### What you should do
Tally how many lines of these entries hold the string "Ctrl". Return the number alone.

### Recorded information

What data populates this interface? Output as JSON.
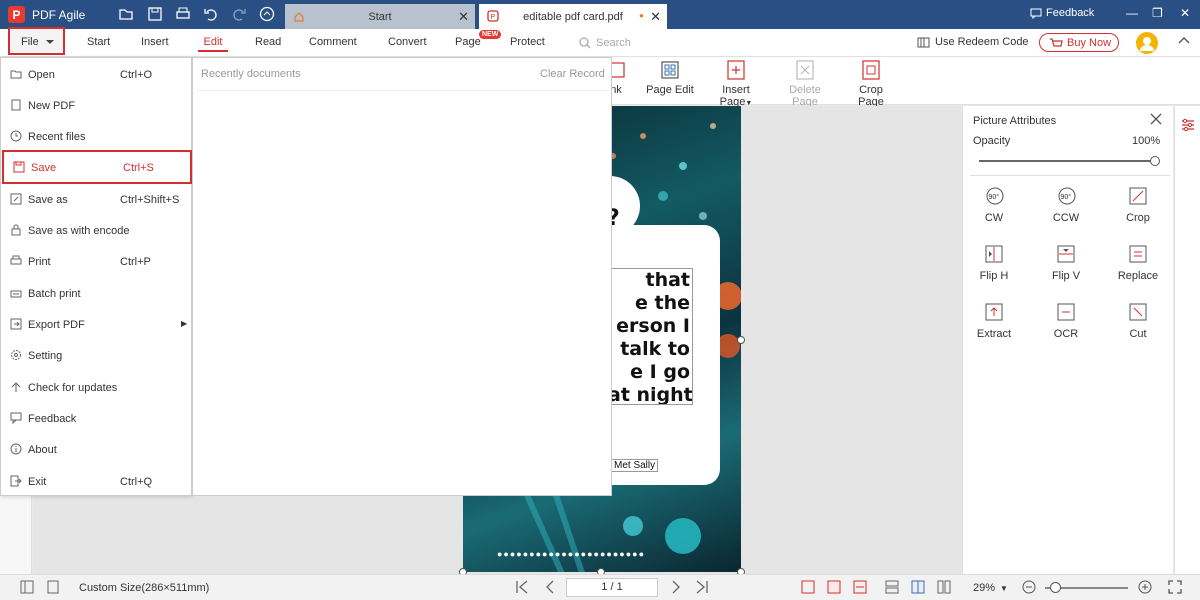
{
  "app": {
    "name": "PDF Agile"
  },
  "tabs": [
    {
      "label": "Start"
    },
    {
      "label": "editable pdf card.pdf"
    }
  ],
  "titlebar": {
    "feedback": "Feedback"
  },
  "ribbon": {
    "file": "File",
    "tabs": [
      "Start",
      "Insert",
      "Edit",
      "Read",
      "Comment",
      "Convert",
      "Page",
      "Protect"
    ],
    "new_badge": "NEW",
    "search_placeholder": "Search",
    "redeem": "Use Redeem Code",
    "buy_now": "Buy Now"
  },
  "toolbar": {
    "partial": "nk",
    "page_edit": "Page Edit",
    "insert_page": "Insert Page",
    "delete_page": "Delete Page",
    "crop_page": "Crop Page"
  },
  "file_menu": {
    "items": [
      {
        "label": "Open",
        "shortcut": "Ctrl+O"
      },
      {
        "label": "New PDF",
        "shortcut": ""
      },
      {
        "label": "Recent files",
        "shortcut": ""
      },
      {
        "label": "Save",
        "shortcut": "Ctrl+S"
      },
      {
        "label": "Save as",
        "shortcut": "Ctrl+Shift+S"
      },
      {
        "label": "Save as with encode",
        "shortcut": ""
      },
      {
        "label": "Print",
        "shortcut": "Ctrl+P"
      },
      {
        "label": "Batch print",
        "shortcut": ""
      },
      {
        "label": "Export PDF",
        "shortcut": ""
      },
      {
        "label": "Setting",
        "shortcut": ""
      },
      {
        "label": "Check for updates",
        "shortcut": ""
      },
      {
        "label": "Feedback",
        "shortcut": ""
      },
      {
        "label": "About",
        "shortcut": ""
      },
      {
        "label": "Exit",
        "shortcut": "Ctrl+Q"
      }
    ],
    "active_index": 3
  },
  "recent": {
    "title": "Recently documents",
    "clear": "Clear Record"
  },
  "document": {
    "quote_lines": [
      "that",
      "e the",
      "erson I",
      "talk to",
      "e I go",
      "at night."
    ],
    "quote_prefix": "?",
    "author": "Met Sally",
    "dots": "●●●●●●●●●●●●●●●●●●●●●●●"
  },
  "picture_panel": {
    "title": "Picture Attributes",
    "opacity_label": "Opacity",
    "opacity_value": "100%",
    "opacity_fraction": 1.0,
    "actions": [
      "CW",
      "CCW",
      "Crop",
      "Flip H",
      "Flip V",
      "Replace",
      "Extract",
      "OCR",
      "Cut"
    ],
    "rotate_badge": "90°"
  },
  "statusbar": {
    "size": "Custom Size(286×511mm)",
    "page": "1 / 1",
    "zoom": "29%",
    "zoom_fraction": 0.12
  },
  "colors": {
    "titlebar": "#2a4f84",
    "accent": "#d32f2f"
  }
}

---

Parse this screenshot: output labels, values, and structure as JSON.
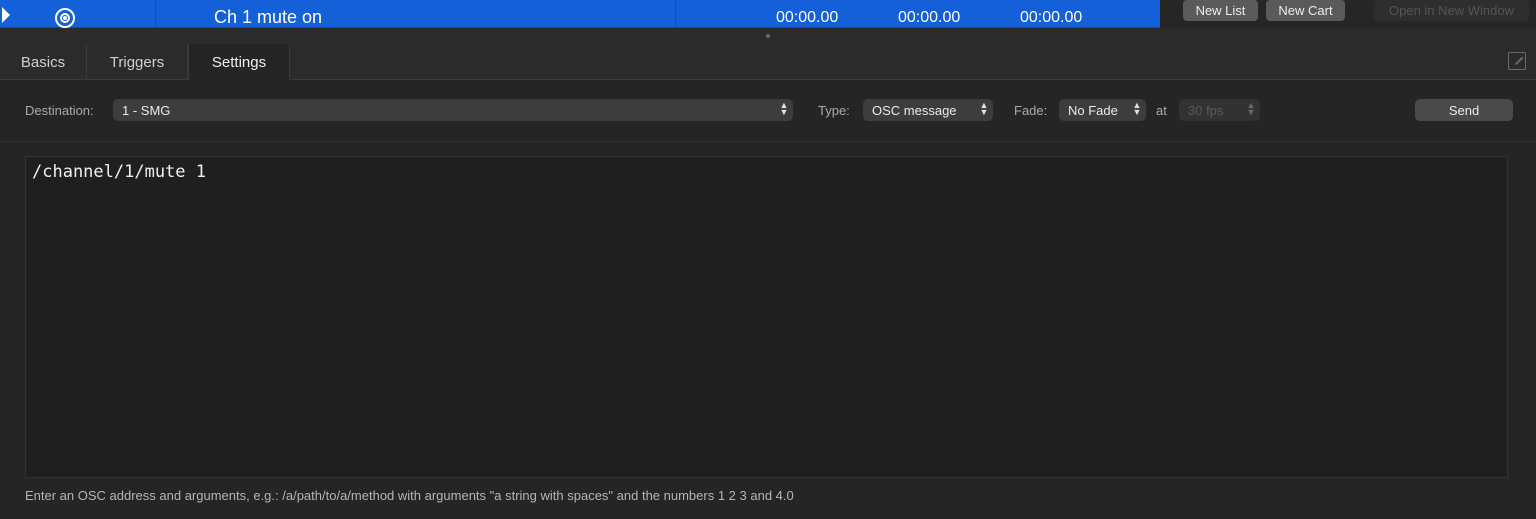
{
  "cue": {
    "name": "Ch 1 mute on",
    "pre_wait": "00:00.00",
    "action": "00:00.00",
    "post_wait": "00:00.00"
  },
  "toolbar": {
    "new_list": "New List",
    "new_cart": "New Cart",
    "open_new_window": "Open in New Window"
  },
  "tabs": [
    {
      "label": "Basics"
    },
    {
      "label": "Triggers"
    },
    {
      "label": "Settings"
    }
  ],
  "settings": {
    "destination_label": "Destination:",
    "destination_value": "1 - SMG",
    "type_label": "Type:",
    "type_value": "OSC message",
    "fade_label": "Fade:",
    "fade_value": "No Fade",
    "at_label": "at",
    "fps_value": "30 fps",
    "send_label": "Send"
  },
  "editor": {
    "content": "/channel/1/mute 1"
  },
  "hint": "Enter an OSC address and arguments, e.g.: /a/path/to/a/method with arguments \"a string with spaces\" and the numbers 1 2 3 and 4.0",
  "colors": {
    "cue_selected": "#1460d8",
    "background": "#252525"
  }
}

### Expected answer
5